## Start INFORMATION SHOWN
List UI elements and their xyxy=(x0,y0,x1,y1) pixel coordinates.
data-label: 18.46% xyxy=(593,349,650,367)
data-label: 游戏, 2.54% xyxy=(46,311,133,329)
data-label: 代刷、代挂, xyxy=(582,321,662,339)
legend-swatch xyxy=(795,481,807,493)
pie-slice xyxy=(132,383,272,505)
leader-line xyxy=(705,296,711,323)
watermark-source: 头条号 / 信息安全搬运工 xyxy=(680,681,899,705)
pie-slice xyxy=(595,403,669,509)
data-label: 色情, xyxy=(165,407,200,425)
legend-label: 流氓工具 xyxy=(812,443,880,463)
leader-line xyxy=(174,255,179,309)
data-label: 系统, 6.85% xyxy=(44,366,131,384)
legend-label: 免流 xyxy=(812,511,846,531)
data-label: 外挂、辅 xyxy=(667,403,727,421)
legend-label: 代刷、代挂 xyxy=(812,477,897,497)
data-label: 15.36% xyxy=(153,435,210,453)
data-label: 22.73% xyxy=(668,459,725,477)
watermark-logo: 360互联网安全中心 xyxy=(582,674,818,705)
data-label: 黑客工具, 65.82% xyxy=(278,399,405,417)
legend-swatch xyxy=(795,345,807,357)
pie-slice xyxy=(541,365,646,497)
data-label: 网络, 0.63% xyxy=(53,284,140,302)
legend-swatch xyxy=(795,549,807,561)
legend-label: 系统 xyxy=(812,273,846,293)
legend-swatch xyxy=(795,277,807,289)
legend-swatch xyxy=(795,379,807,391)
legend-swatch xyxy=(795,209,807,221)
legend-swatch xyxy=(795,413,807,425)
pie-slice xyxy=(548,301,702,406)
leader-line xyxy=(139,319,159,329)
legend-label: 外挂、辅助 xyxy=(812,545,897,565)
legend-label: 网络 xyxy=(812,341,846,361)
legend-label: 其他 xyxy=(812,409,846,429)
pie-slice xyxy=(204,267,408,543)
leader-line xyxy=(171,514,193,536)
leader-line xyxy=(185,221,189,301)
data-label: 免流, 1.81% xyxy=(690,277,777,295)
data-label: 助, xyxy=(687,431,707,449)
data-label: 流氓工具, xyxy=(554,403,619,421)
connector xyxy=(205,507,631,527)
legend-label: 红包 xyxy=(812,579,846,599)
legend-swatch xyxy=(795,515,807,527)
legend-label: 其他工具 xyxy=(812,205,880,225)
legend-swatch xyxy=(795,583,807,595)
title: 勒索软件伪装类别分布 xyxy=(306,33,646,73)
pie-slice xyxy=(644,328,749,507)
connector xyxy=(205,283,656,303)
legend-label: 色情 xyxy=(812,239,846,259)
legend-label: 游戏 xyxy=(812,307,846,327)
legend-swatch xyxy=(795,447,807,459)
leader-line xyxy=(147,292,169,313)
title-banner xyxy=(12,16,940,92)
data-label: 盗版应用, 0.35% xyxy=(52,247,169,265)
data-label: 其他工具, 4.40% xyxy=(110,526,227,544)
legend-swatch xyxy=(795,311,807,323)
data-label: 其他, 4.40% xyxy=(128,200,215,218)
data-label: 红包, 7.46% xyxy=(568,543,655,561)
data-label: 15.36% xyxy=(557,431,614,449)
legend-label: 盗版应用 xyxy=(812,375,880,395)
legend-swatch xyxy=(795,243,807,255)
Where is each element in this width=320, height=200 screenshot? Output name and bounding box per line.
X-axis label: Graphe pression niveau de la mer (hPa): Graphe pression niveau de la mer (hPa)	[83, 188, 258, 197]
## End INFORMATION SHOWN
▶ [WHAT YOU ARE ASKED TO DO]:
Convert the data into a Markdown table with the columns "No." and "Entry", beginning at the first line and stopping after the line that contains "leader-line xyxy=(171,514,193,536)". Number each line, and leave out any blank lines.

▶ [RESULT OF THE EXERCISE]:
| No. | Entry |
|---|---|
| 1 | List UI elements and their xyxy=(x0,y0,x1,y1) pixel coordinates. |
| 2 | data-label: 18.46% xyxy=(593,349,650,367) |
| 3 | data-label: 游戏, 2.54% xyxy=(46,311,133,329) |
| 4 | data-label: 代刷、代挂, xyxy=(582,321,662,339) |
| 5 | legend-swatch xyxy=(795,481,807,493) |
| 6 | pie-slice xyxy=(132,383,272,505) |
| 7 | leader-line xyxy=(705,296,711,323) |
| 8 | watermark-source: 头条号 / 信息安全搬运工 xyxy=(680,681,899,705) |
| 9 | pie-slice xyxy=(595,403,669,509) |
| 10 | data-label: 色情, xyxy=(165,407,200,425) |
| 11 | legend-label: 流氓工具 xyxy=(812,443,880,463) |
| 12 | leader-line xyxy=(174,255,179,309) |
| 13 | data-label: 系统, 6.85% xyxy=(44,366,131,384) |
| 14 | legend-label: 免流 xyxy=(812,511,846,531) |
| 15 | data-label: 外挂、辅 xyxy=(667,403,727,421) |
| 16 | legend-label: 代刷、代挂 xyxy=(812,477,897,497) |
| 17 | data-label: 15.36% xyxy=(153,435,210,453) |
| 18 | data-label: 22.73% xyxy=(668,459,725,477) |
| 19 | watermark-logo: 360互联网安全中心 xyxy=(582,674,818,705) |
| 20 | data-label: 黑客工具, 65.82% xyxy=(278,399,405,417) |
| 21 | legend-swatch xyxy=(795,345,807,357) |
| 22 | pie-slice xyxy=(541,365,646,497) |
| 23 | data-label: 网络, 0.63% xyxy=(53,284,140,302) |
| 24 | legend-swatch xyxy=(795,549,807,561) |
| 25 | legend-label: 系统 xyxy=(812,273,846,293) |
| 26 | legend-swatch xyxy=(795,277,807,289) |
| 27 | legend-swatch xyxy=(795,379,807,391) |
| 28 | legend-swatch xyxy=(795,209,807,221) |
| 29 | legend-swatch xyxy=(795,413,807,425) |
| 30 | pie-slice xyxy=(548,301,702,406) |
| 31 | leader-line xyxy=(139,319,159,329) |
| 32 | legend-label: 外挂、辅助 xyxy=(812,545,897,565) |
| 33 | legend-label: 网络 xyxy=(812,341,846,361) |
| 34 | legend-label: 其他 xyxy=(812,409,846,429) |
| 35 | pie-slice xyxy=(204,267,408,543) |
| 36 | leader-line xyxy=(171,514,193,536) |